> [Stored data]
□ □ □ □

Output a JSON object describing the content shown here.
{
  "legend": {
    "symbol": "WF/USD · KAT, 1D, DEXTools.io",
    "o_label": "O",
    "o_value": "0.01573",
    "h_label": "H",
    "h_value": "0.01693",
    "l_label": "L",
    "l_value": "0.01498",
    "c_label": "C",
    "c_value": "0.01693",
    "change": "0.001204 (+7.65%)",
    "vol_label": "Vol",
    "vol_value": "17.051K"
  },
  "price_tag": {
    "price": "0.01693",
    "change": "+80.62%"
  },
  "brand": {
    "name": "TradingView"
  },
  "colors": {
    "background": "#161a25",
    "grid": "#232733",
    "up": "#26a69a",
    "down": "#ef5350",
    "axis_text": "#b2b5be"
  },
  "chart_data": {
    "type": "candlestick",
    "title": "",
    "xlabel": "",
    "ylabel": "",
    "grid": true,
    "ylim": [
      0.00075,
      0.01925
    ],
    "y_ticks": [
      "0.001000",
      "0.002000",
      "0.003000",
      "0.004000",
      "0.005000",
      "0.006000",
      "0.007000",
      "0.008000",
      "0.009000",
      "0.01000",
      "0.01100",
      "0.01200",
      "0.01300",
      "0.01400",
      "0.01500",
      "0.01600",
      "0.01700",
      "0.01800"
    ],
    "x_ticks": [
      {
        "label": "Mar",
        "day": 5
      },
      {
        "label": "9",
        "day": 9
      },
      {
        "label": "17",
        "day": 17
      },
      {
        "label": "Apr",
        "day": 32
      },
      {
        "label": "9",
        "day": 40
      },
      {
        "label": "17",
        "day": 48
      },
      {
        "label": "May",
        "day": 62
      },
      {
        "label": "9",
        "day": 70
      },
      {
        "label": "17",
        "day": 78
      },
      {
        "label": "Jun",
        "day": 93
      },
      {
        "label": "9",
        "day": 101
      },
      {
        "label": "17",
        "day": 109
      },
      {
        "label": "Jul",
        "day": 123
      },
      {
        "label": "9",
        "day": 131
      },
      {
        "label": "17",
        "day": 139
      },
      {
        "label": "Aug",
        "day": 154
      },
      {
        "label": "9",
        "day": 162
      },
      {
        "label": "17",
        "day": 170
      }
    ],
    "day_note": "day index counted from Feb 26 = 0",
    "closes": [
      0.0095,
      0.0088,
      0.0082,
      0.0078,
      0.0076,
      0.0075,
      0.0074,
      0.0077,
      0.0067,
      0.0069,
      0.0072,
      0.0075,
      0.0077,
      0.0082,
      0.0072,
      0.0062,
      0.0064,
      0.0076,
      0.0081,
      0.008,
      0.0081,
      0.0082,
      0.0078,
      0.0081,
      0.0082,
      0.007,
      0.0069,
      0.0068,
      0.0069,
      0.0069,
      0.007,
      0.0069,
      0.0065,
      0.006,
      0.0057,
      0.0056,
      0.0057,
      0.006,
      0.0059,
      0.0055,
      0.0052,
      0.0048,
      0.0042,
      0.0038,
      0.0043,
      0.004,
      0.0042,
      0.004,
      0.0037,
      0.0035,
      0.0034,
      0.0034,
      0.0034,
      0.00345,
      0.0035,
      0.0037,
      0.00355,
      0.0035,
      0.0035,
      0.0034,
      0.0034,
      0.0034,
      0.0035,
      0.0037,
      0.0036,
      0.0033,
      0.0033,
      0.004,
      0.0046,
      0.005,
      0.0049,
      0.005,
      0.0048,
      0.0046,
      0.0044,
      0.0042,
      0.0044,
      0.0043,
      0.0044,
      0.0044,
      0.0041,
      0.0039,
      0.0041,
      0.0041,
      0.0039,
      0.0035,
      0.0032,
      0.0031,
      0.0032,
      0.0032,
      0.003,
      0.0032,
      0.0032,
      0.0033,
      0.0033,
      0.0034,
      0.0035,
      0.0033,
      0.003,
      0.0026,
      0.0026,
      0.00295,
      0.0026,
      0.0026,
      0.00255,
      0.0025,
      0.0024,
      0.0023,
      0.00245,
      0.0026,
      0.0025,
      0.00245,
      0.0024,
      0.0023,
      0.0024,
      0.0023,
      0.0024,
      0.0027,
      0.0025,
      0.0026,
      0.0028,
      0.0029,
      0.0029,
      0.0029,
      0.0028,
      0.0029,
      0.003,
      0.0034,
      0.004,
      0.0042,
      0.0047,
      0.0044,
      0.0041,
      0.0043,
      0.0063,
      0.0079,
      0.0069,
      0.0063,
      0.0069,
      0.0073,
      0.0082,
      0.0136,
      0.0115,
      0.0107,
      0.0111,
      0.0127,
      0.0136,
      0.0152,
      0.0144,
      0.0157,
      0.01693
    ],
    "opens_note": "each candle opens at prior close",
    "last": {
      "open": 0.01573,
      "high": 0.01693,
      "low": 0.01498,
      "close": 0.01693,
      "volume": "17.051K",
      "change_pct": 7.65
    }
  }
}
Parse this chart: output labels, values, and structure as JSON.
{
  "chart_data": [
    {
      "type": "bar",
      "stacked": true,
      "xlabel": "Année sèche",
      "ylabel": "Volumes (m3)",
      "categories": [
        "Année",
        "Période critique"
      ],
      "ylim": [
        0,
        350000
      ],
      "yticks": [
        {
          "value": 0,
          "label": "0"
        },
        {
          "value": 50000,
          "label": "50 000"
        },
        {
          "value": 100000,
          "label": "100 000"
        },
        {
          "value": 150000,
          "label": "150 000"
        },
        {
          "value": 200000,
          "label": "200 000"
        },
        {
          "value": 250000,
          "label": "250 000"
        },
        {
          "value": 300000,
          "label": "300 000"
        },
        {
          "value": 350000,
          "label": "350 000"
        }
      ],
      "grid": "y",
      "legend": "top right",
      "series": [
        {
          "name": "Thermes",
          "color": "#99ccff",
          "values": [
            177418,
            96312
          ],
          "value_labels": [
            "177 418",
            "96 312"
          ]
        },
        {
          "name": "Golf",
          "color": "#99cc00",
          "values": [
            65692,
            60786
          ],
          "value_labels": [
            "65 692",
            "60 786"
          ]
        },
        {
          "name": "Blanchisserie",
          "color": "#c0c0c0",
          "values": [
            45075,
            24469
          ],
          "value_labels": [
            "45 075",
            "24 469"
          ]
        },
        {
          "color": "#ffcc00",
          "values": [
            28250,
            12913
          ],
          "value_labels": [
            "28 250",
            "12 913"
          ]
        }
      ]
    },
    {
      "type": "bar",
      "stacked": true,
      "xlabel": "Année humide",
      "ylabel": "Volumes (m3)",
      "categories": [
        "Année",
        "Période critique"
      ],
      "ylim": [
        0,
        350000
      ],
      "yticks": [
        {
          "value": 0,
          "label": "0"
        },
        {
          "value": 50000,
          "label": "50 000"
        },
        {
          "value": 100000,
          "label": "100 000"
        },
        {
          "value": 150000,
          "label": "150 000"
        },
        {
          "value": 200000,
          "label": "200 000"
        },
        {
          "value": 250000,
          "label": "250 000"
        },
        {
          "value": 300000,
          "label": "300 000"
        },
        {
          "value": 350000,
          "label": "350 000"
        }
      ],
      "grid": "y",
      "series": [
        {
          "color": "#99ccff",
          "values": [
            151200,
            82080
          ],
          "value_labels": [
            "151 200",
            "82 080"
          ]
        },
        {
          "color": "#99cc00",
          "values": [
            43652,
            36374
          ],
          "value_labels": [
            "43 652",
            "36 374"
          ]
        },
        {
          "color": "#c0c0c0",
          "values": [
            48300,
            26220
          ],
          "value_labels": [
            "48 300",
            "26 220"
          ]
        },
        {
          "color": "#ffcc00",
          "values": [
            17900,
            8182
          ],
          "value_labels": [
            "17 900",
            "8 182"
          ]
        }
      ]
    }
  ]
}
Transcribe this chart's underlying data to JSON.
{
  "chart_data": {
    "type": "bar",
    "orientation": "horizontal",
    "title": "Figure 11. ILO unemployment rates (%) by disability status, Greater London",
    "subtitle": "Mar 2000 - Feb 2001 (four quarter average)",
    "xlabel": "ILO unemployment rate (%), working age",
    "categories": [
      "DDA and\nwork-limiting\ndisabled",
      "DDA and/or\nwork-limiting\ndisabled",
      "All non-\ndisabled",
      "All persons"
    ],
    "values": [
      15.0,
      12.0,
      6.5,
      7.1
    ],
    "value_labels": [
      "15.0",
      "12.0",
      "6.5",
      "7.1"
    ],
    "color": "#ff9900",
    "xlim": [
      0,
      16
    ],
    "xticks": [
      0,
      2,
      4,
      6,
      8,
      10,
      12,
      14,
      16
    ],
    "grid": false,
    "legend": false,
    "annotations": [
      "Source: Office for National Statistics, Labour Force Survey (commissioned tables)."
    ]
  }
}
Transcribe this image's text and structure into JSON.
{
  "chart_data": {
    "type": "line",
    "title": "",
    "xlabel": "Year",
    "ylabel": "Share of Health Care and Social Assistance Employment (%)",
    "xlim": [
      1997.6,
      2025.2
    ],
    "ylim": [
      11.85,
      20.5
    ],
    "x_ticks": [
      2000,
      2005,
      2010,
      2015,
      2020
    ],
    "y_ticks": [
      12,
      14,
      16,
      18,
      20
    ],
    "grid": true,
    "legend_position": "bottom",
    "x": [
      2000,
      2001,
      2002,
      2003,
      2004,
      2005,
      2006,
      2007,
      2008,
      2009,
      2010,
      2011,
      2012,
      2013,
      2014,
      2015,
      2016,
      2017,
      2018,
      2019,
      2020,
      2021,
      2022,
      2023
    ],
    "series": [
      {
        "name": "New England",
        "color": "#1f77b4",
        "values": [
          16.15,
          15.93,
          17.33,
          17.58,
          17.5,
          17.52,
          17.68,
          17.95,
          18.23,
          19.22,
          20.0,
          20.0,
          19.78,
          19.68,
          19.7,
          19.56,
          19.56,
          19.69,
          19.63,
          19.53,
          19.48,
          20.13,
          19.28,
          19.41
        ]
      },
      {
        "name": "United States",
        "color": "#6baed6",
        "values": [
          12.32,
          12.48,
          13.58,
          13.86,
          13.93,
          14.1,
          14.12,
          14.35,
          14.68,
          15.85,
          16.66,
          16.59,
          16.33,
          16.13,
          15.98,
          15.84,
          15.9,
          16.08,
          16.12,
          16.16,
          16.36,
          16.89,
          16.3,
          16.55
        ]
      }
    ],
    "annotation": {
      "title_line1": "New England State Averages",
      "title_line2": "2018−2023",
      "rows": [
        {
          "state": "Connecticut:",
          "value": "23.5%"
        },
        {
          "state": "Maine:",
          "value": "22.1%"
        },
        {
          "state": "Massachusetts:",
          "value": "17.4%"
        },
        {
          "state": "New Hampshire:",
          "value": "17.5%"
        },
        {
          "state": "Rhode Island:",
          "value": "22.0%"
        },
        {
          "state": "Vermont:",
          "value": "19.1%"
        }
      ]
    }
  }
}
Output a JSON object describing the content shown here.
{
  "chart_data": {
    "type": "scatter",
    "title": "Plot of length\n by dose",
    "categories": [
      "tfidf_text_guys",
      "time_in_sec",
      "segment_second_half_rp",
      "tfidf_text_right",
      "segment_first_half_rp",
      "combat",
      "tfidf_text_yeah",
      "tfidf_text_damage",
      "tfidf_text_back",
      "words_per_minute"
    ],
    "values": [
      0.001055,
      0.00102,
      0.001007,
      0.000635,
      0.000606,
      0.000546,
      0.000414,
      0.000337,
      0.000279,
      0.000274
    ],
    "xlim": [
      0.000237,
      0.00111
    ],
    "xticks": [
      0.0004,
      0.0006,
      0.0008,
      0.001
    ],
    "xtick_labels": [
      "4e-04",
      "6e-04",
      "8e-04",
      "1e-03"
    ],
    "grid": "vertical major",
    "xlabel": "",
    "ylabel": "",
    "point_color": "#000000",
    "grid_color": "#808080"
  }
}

□ □ □ □

Lines containing the string "England" are to be selected and copied.

> [Solution for this exercise]
        "name": "New England",
      "title_line1": "New England State Averages",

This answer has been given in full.